══ Stored records ══

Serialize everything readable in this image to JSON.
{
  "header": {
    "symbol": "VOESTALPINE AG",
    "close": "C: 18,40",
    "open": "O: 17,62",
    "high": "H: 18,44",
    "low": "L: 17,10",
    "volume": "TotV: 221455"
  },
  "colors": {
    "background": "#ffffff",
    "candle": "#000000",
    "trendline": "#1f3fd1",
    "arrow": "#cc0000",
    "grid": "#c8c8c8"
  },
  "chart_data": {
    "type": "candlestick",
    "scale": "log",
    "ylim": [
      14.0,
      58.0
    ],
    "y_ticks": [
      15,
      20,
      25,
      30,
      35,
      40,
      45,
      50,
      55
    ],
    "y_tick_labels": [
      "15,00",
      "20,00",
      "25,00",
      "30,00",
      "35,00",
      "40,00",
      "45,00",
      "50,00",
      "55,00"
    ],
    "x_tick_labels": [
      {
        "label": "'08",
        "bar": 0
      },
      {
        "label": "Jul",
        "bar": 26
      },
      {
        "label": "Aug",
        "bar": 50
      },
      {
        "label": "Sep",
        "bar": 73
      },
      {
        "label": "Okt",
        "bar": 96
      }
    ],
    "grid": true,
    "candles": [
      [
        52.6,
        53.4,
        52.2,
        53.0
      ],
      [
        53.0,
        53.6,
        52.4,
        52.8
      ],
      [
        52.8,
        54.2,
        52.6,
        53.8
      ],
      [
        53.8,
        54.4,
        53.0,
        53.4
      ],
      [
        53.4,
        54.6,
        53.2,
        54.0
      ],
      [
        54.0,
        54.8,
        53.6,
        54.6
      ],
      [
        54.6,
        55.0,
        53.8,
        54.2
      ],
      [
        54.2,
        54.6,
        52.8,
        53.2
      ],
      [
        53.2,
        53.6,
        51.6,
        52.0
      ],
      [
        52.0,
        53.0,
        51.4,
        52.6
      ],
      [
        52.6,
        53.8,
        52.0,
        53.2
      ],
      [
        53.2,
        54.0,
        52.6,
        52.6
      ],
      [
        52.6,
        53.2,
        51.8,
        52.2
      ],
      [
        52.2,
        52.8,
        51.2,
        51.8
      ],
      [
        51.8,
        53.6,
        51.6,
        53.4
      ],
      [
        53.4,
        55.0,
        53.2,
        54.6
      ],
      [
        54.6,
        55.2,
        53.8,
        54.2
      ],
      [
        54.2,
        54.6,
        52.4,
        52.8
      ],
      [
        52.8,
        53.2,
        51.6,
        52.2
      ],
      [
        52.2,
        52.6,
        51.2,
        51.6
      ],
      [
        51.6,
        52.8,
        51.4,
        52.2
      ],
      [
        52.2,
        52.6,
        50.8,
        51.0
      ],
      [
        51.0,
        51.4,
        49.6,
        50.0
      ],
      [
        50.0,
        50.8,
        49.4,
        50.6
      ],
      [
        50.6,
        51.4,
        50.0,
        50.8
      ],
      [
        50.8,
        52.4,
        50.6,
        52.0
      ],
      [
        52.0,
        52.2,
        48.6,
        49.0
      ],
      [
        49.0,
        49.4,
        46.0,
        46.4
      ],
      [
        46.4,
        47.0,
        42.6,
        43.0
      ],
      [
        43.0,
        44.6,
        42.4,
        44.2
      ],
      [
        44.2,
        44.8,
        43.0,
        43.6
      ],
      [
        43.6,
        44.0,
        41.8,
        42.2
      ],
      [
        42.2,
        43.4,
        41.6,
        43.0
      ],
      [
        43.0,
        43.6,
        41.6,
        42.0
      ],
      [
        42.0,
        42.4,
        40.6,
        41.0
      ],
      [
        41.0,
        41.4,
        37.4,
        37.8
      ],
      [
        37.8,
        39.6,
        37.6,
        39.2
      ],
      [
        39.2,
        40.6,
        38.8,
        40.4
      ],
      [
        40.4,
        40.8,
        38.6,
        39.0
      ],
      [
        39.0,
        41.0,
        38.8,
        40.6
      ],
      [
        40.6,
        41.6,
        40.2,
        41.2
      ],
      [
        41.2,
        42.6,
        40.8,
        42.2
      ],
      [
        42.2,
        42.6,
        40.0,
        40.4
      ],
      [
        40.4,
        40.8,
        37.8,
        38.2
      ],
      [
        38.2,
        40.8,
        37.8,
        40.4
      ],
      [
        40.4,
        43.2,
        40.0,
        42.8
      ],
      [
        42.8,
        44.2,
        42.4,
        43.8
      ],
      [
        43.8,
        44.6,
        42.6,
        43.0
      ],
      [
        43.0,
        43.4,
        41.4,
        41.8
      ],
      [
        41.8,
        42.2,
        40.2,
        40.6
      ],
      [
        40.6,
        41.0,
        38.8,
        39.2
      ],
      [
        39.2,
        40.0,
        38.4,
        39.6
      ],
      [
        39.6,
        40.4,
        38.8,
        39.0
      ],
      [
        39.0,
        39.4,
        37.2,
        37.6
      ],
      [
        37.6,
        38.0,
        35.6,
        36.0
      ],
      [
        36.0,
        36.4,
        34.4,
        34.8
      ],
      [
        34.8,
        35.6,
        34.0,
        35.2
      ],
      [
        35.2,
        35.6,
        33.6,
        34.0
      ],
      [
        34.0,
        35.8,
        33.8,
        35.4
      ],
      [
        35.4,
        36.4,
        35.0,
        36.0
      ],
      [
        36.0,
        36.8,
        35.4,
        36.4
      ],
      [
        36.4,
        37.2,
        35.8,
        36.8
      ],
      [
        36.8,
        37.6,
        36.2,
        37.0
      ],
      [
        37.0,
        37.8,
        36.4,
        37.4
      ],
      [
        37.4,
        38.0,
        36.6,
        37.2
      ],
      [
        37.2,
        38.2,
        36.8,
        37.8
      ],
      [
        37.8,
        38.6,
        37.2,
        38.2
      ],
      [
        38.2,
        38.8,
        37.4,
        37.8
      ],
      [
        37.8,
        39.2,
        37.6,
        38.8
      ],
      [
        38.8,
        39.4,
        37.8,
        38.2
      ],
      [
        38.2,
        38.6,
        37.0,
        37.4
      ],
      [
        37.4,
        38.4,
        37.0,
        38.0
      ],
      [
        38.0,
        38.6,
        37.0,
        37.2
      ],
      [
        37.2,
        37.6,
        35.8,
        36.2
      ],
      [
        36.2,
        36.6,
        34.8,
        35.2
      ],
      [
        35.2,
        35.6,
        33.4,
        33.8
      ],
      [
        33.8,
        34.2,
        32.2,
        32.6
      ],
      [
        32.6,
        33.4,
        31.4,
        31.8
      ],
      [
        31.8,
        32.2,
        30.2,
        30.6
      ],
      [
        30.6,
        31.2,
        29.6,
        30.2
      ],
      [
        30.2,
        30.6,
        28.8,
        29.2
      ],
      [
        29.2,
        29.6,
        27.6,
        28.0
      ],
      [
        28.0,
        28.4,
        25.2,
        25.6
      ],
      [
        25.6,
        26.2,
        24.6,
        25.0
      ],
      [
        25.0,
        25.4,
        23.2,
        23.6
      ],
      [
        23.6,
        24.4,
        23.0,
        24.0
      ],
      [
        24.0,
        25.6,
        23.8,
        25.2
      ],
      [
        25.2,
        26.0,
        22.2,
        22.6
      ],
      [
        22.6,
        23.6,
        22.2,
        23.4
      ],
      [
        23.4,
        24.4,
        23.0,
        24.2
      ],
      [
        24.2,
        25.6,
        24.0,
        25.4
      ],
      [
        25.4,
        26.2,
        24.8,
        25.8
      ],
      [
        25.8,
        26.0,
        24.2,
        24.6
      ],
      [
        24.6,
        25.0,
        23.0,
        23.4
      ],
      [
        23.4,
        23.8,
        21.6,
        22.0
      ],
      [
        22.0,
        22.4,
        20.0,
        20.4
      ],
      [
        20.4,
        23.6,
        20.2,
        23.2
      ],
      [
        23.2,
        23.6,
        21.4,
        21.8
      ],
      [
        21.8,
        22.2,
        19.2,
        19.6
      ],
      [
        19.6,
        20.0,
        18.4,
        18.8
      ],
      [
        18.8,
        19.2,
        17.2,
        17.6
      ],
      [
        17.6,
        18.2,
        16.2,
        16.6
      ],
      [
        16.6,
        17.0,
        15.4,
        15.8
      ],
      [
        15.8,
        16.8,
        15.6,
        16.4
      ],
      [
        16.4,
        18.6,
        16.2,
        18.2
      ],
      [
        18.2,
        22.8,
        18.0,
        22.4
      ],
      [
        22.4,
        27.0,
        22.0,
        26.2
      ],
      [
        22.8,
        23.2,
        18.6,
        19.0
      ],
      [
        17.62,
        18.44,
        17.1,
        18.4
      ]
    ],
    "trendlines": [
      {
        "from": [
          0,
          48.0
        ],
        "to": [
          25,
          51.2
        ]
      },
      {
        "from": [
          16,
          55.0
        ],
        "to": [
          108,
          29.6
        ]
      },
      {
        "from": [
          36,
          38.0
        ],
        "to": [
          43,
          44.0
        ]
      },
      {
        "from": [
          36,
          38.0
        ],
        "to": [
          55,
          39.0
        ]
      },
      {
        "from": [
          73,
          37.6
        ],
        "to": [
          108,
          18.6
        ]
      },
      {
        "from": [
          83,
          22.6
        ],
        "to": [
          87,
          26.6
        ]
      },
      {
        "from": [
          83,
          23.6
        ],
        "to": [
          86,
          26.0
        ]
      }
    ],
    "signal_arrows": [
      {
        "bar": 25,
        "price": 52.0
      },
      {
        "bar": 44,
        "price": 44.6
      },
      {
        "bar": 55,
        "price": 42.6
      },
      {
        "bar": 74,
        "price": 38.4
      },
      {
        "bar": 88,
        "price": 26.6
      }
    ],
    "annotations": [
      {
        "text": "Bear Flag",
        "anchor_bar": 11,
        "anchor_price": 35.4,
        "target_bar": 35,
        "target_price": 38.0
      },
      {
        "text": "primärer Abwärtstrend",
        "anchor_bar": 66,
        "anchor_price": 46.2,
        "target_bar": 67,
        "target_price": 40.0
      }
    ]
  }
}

═══

■ What the exercise asks: Check each line of the records for the word "text", and show the lines that contain it.

■ Result:
        "text": "Bear Flag",
        "text": "primärer Abwärtstrend",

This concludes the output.